── Dataset entries

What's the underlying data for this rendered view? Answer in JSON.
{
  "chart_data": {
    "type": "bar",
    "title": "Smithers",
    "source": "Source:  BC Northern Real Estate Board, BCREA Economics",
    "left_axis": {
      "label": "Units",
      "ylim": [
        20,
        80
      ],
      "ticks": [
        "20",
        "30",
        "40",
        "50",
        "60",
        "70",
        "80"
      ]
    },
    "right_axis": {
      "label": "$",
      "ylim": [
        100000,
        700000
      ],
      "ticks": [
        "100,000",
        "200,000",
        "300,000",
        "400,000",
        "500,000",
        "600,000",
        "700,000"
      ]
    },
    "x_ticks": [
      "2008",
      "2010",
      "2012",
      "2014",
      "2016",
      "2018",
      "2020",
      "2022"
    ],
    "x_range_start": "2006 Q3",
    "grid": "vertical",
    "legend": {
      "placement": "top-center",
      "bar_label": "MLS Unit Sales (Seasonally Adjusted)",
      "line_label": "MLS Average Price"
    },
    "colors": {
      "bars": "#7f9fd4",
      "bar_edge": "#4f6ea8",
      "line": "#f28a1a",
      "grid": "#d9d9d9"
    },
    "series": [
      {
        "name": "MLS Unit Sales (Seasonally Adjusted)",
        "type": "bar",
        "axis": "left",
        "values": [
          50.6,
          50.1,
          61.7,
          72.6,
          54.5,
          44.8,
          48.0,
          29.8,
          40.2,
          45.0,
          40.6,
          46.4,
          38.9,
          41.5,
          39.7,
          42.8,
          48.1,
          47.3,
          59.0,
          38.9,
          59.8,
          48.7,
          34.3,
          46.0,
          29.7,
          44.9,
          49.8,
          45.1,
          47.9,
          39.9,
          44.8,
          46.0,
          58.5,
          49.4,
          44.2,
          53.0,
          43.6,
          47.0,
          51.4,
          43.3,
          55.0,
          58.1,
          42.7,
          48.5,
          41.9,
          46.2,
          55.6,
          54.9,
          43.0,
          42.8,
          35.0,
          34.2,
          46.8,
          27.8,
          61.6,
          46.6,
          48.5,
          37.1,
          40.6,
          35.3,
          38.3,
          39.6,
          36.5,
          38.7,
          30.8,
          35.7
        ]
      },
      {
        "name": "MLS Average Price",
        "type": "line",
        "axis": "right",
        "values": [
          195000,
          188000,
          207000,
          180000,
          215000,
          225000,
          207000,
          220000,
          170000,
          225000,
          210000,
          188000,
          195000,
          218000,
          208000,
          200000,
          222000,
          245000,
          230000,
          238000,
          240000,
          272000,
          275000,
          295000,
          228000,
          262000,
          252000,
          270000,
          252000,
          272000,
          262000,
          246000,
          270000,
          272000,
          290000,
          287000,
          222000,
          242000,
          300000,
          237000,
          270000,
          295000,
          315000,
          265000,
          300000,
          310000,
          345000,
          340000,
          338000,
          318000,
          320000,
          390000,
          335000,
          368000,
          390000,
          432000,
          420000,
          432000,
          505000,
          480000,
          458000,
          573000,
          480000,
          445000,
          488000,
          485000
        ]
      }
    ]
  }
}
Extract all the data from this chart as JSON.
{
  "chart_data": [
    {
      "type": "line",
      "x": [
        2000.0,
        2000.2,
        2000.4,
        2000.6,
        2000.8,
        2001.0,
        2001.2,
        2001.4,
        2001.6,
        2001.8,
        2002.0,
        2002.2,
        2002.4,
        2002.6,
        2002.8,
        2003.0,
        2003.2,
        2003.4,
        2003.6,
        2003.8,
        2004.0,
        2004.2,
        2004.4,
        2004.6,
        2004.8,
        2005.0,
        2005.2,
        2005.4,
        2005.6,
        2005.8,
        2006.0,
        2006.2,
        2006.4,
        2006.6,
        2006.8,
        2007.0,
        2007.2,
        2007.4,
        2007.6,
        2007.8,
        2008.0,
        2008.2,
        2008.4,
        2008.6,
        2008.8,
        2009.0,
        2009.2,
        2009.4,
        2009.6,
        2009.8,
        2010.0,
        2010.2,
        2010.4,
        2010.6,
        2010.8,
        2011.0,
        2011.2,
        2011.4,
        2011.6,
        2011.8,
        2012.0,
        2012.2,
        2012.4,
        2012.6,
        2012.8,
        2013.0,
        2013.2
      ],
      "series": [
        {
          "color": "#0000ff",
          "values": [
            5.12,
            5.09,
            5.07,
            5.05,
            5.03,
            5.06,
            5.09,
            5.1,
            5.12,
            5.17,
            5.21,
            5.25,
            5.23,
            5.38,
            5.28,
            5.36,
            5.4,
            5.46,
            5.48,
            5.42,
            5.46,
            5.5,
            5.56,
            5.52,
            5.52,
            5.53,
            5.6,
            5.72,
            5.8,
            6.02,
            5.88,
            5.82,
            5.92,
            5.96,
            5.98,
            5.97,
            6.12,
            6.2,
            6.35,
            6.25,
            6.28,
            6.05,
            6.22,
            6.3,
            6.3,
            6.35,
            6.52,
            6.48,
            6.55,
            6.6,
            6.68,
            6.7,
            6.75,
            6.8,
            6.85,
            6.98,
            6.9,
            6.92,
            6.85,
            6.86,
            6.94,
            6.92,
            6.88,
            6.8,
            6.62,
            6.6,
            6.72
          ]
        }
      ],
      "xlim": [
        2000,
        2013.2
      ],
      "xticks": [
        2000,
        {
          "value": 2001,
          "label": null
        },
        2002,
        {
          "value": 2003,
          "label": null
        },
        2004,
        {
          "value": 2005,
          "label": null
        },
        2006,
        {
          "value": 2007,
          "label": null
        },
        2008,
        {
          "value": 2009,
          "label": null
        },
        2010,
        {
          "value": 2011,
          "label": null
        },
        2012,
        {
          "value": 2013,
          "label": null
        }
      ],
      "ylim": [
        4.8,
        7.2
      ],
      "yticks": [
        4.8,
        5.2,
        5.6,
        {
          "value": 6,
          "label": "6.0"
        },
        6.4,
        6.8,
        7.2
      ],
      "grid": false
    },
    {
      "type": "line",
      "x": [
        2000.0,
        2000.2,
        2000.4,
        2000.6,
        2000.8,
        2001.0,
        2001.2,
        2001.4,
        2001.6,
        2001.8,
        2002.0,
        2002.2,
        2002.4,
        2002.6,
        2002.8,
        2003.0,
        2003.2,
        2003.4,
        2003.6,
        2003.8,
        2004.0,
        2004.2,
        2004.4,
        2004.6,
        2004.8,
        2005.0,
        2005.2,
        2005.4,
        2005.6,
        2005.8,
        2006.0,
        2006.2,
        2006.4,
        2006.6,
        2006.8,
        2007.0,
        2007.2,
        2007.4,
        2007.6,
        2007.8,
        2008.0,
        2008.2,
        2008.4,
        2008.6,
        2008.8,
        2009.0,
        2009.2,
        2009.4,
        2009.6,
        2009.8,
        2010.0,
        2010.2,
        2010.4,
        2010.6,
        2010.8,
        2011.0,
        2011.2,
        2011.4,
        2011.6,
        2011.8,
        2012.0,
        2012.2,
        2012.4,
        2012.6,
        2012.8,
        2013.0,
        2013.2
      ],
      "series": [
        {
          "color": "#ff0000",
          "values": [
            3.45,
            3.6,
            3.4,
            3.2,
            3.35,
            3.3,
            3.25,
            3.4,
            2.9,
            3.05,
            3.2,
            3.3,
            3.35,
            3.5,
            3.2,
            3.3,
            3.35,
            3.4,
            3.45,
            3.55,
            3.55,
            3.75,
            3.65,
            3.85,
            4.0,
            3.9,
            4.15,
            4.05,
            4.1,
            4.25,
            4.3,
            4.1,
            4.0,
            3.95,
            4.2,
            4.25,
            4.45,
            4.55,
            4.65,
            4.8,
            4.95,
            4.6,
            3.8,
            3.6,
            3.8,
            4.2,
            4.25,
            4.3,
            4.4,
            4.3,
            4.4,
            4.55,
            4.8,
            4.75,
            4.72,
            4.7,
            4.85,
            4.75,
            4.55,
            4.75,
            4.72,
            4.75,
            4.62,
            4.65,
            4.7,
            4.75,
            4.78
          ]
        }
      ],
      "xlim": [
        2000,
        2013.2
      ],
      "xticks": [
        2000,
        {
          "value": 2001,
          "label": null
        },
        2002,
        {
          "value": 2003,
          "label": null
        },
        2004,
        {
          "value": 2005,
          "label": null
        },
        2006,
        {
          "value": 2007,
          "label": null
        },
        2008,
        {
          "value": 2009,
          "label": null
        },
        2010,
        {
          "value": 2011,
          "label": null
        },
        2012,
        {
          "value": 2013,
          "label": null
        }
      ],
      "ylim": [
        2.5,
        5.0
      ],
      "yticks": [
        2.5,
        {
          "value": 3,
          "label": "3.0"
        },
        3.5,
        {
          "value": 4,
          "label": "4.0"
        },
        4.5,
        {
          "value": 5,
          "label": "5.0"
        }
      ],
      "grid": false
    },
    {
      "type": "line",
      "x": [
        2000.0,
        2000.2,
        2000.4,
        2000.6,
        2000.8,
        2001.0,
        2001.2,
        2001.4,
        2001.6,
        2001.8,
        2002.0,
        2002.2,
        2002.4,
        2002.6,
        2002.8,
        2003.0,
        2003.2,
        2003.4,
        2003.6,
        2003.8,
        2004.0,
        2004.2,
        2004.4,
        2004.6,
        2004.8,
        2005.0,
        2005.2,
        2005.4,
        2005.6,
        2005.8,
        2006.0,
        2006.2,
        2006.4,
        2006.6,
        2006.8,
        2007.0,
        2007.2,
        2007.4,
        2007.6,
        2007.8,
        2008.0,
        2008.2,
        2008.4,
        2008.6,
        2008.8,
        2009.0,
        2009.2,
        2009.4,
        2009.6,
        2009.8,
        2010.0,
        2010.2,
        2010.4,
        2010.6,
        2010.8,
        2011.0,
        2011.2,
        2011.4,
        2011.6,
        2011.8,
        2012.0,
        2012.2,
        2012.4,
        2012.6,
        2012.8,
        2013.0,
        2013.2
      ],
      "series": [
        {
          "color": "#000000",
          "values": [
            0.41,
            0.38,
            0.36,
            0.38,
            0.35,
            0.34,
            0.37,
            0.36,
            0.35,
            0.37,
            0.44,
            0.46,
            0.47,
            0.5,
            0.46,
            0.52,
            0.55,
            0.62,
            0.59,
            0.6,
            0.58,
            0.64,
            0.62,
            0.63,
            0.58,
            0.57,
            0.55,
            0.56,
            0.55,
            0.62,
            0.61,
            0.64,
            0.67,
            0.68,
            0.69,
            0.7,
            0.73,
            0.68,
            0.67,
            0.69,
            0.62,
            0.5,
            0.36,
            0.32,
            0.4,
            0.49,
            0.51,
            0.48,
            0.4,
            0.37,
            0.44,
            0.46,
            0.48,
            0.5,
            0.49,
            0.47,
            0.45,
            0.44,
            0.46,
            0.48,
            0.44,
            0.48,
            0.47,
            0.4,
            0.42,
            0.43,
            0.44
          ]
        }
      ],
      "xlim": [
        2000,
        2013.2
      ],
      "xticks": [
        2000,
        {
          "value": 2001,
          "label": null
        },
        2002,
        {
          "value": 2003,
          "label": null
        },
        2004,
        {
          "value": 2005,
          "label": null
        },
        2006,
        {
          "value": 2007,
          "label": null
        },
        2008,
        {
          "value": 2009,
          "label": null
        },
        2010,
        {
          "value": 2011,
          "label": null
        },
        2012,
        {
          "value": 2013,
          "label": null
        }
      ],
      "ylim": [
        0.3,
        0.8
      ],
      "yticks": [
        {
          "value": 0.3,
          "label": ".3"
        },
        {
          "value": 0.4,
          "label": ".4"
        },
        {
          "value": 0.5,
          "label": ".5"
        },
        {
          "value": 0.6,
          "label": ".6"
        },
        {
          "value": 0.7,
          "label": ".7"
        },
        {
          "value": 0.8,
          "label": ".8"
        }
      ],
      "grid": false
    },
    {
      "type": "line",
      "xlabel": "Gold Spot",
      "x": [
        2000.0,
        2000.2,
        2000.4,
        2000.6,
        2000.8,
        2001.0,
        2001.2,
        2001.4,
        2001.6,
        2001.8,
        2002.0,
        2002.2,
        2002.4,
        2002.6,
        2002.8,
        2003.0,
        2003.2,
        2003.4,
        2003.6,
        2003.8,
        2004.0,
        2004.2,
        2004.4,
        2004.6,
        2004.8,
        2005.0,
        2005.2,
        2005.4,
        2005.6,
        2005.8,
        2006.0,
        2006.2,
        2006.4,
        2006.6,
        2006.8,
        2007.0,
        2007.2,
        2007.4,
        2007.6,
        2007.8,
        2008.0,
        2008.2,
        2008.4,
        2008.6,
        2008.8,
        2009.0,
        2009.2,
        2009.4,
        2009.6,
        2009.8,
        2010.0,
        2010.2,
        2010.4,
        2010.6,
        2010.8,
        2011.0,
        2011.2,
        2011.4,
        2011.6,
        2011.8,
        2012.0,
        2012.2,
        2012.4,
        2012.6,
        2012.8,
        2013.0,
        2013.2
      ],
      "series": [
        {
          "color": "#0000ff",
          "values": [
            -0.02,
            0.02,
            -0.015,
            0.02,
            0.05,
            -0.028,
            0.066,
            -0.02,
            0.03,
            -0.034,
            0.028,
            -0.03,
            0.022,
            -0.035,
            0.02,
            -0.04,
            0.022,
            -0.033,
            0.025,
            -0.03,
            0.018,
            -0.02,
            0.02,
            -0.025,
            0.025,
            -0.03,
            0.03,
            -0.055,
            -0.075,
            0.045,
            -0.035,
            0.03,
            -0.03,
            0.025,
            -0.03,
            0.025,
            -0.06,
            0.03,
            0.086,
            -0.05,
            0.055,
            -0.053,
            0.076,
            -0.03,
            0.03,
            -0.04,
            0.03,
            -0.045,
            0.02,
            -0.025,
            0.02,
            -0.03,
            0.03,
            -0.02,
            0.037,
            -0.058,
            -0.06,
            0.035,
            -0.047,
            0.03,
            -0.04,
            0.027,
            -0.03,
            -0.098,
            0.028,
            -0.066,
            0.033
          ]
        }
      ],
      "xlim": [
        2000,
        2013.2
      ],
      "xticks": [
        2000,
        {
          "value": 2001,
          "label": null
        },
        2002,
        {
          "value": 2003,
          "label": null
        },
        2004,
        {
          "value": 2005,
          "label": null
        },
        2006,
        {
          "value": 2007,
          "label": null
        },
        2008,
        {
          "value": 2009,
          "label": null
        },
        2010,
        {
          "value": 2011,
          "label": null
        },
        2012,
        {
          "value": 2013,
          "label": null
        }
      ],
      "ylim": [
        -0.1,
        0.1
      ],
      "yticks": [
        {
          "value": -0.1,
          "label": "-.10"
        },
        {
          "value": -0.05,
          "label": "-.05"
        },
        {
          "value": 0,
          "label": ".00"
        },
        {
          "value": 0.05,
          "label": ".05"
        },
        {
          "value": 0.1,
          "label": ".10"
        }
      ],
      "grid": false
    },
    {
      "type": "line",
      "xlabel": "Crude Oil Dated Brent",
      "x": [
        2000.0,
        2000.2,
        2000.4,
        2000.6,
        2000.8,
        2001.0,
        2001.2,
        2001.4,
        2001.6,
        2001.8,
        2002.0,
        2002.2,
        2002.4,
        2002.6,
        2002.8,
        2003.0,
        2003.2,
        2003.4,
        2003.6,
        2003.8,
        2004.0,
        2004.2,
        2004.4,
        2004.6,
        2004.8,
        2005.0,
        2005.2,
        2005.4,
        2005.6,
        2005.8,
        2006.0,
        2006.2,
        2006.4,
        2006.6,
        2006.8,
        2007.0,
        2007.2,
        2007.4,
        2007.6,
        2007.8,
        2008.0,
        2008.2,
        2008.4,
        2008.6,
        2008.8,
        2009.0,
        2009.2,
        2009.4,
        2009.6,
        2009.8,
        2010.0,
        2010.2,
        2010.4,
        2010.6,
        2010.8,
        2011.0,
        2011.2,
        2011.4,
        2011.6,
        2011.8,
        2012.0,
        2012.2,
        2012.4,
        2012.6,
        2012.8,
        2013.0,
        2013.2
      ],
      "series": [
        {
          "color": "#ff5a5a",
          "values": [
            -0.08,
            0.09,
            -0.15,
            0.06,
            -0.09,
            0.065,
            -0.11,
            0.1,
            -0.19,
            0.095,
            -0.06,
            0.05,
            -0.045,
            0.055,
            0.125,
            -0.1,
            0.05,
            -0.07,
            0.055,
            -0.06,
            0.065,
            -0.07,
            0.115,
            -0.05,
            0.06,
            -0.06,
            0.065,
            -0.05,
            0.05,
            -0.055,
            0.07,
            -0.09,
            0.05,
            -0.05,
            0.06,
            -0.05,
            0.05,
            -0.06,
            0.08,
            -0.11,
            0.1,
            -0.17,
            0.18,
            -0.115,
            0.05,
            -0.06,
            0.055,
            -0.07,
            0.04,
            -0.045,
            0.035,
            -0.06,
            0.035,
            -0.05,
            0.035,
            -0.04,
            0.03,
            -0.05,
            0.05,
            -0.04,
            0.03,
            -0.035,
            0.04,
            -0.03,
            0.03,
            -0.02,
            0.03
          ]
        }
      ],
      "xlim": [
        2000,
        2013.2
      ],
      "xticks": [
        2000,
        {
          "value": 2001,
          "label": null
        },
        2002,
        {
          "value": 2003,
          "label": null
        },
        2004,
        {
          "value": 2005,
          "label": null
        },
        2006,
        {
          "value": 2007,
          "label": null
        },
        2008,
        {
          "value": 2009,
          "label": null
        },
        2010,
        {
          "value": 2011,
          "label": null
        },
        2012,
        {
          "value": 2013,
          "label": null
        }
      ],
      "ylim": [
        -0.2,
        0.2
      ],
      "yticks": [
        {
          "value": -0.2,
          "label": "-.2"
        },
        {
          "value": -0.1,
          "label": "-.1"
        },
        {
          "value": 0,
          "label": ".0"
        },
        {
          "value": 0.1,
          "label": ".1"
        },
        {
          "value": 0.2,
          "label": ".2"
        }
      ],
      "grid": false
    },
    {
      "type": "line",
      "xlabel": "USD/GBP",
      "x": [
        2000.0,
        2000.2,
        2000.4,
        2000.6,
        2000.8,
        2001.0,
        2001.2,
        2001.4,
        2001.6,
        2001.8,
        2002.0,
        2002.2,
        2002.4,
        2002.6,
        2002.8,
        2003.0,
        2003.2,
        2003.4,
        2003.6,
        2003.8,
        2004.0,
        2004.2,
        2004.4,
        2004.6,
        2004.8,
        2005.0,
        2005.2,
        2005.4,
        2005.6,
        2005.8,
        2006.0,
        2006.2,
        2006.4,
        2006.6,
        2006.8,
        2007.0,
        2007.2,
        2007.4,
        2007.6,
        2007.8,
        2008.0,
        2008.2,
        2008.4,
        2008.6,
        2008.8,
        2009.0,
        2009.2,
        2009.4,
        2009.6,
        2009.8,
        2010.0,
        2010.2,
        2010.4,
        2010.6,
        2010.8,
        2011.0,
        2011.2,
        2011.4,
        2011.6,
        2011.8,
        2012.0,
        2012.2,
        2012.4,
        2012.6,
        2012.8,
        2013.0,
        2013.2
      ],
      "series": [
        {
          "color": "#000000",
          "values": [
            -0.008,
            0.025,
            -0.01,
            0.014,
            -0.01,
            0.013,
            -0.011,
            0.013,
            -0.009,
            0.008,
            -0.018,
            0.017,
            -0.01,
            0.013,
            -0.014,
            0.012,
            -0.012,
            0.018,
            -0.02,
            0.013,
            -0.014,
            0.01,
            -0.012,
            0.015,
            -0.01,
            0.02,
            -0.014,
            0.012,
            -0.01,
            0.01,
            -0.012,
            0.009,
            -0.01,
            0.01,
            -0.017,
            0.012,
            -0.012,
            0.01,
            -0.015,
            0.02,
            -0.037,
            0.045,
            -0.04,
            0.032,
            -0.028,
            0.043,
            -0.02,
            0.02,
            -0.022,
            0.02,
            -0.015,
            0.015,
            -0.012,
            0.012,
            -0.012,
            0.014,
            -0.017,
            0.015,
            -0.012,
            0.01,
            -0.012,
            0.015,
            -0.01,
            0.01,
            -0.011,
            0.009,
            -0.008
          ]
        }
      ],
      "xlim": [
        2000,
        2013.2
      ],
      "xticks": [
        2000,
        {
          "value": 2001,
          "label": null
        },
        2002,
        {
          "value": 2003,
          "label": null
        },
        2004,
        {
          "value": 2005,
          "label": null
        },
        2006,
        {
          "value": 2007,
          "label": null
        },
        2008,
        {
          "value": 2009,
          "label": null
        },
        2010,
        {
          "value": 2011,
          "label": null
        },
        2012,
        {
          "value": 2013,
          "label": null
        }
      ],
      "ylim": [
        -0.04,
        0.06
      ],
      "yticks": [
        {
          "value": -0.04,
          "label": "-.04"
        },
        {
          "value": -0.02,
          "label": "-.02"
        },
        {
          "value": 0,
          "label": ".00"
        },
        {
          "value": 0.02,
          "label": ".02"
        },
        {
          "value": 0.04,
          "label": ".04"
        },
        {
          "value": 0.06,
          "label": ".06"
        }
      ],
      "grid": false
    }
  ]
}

────

In the entries above, find each line with the string "Average" and copy it.

**Response to this exercise**
      "line_label": "MLS Average Price"
        "name": "MLS Average Price",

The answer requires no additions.